• What you should do:
Scan the entries and tally the lines that include the string "Edit". Reply with the figure alone.

Data listing
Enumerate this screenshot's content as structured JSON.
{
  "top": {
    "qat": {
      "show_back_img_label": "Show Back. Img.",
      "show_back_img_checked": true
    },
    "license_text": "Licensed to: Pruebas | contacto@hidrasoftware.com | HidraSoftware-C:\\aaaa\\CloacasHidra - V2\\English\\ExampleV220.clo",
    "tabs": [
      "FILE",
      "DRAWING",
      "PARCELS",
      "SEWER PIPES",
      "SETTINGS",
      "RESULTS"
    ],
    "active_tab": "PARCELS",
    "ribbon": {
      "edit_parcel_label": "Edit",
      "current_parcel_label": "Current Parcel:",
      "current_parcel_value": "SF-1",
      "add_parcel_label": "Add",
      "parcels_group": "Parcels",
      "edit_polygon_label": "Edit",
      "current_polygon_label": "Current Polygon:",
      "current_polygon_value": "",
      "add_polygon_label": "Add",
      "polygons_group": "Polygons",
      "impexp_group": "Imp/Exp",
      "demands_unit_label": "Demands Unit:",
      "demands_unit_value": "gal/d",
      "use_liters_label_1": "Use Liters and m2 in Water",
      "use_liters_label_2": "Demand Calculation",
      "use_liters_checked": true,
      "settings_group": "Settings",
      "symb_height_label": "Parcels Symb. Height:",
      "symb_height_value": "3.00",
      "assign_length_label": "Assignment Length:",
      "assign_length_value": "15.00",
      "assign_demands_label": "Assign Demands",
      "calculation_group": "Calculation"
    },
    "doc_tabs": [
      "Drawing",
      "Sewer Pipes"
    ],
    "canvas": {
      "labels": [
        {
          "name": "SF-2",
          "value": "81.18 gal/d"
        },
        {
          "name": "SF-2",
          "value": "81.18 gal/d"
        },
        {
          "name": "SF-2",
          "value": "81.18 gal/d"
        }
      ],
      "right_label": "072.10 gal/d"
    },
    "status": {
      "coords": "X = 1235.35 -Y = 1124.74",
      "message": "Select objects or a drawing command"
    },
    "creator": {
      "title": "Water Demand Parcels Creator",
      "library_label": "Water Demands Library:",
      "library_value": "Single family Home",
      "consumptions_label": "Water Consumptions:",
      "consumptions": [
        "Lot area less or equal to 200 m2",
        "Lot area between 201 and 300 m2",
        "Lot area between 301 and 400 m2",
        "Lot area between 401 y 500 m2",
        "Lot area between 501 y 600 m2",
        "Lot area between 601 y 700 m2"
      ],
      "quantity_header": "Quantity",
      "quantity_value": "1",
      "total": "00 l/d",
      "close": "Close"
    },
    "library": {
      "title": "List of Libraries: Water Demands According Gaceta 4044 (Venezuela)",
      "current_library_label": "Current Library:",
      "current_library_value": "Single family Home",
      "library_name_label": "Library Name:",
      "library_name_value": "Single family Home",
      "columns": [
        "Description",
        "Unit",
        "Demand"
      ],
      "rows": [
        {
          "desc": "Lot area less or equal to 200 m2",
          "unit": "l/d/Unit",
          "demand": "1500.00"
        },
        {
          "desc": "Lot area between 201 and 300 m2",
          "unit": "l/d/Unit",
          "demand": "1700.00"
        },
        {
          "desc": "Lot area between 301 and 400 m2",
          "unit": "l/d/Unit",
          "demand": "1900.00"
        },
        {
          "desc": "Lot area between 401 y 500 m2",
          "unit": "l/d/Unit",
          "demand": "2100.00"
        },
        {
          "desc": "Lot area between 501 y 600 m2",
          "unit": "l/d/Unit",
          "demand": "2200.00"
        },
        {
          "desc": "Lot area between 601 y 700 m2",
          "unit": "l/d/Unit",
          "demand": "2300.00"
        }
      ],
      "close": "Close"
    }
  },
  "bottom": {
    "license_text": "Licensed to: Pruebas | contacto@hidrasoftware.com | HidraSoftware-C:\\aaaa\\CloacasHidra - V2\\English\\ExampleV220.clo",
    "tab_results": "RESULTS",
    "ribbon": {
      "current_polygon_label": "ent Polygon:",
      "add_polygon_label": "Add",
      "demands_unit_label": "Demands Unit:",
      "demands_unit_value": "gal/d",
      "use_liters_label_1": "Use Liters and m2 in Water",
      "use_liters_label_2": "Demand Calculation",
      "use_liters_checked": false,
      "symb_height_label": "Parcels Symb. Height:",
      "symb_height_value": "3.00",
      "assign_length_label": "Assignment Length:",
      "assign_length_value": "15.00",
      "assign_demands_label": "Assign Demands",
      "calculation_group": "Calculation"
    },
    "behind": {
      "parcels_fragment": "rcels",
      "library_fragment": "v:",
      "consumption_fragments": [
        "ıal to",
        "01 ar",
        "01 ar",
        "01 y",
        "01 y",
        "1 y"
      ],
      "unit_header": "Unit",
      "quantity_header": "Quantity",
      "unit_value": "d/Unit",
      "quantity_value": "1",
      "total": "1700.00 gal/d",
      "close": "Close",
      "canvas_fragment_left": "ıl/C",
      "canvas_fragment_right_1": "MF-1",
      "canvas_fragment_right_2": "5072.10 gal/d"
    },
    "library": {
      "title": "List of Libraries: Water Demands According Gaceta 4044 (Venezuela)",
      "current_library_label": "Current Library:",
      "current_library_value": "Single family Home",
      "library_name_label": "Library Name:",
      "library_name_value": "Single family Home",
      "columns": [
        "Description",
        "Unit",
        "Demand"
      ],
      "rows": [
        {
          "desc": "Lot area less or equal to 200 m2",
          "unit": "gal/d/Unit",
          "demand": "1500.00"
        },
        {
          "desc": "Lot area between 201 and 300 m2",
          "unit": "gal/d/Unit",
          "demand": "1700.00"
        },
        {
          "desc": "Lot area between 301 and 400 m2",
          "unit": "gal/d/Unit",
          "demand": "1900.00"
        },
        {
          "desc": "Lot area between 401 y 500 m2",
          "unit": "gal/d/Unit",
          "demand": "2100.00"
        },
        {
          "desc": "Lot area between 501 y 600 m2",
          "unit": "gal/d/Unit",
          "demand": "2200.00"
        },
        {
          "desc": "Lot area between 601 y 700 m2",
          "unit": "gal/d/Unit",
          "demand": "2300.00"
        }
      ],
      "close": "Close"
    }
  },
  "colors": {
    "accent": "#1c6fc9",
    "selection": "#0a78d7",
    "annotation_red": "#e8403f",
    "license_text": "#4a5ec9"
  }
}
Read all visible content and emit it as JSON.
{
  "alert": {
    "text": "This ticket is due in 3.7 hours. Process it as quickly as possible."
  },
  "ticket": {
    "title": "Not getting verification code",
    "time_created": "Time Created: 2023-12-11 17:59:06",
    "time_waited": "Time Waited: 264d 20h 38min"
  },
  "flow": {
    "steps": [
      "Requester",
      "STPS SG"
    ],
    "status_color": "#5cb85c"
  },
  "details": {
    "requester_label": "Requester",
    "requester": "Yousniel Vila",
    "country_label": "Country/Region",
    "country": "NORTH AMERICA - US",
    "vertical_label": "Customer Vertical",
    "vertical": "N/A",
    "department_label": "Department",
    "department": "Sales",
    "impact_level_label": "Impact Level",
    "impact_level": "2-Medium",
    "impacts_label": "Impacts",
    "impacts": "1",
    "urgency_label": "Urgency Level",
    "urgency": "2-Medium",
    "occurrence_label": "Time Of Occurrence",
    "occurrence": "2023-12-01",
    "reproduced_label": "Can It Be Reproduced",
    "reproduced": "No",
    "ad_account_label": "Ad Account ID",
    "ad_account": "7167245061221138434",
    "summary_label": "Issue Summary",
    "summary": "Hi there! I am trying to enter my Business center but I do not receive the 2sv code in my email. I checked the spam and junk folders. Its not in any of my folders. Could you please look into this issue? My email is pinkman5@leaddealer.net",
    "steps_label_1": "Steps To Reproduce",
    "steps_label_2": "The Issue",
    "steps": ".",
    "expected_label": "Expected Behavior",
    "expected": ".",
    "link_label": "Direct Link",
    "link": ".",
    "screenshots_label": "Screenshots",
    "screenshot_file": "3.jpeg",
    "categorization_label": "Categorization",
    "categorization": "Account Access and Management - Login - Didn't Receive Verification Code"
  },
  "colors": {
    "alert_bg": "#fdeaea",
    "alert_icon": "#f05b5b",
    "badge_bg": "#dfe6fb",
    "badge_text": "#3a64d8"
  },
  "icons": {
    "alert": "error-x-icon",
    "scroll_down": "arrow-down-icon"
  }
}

• Completed task:
2